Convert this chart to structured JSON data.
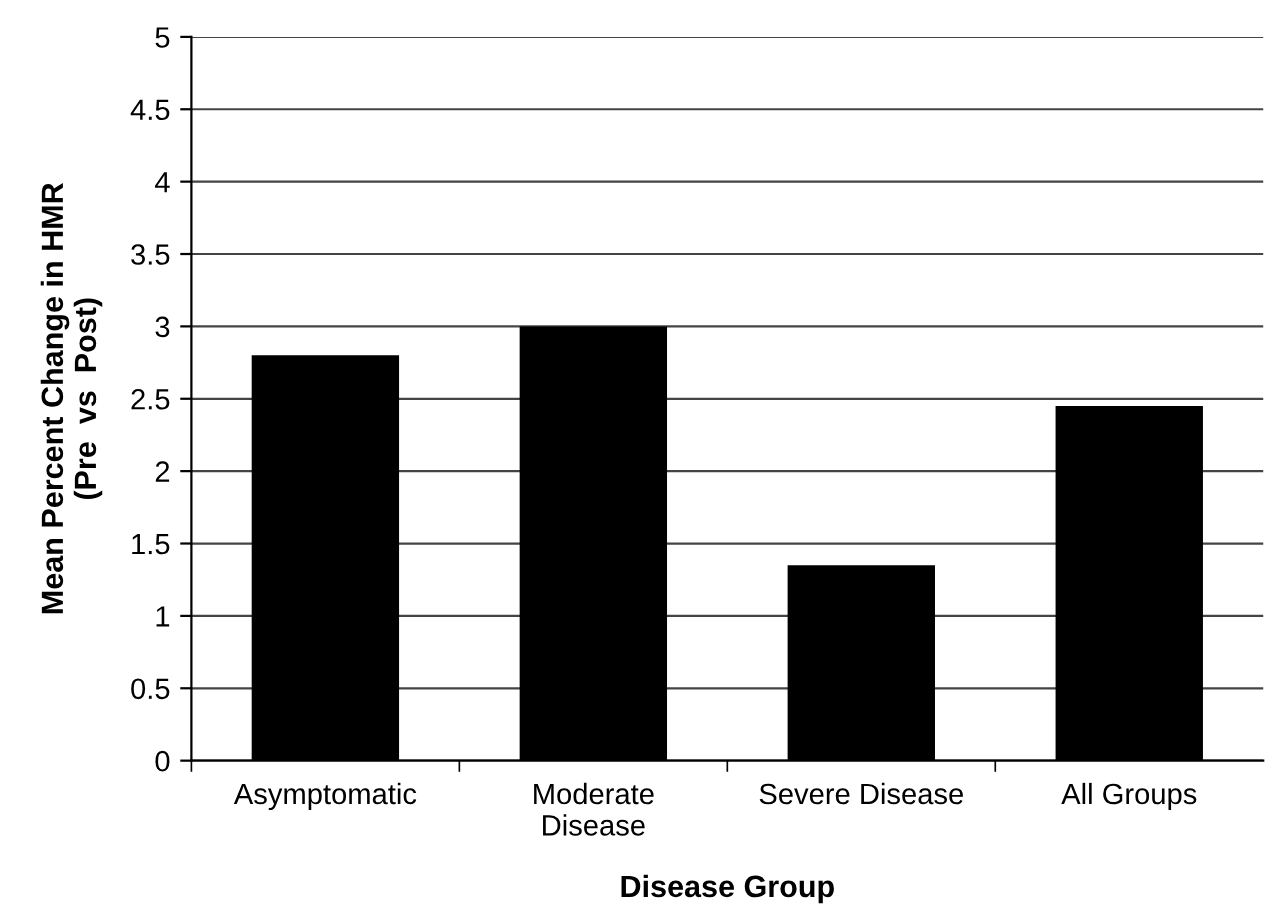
{
  "chart_data": {
    "type": "bar",
    "xlabel": "Disease Group",
    "ylabel": "Mean Percent Change in HMR\n(Pre  vs  Post)",
    "categories": [
      "Asymptomatic",
      "Moderate\nDisease",
      "Severe Disease",
      "All Groups"
    ],
    "values": [
      2.8,
      3.0,
      1.35,
      2.45
    ],
    "color": "#000000",
    "ylim": [
      0,
      5
    ],
    "yticks": [
      0,
      0.5,
      1,
      1.5,
      2,
      2.5,
      3,
      3.5,
      4,
      4.5,
      5
    ],
    "grid": "y",
    "legend": false
  }
}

Short task = Take the records above and transcribe them exactly, dropping every picture.

Response to the task =
Convert this chart to structured JSON data.
{
  "chart_data": {
    "type": "bar",
    "xlabel": "Disease Group",
    "ylabel": "Mean Percent Change in HMR\n(Pre  vs  Post)",
    "categories": [
      "Asymptomatic",
      "Moderate\nDisease",
      "Severe Disease",
      "All Groups"
    ],
    "values": [
      2.8,
      3.0,
      1.35,
      2.45
    ],
    "color": "#000000",
    "ylim": [
      0,
      5
    ],
    "yticks": [
      0,
      0.5,
      1,
      1.5,
      2,
      2.5,
      3,
      3.5,
      4,
      4.5,
      5
    ],
    "grid": "y",
    "legend": false
  }
}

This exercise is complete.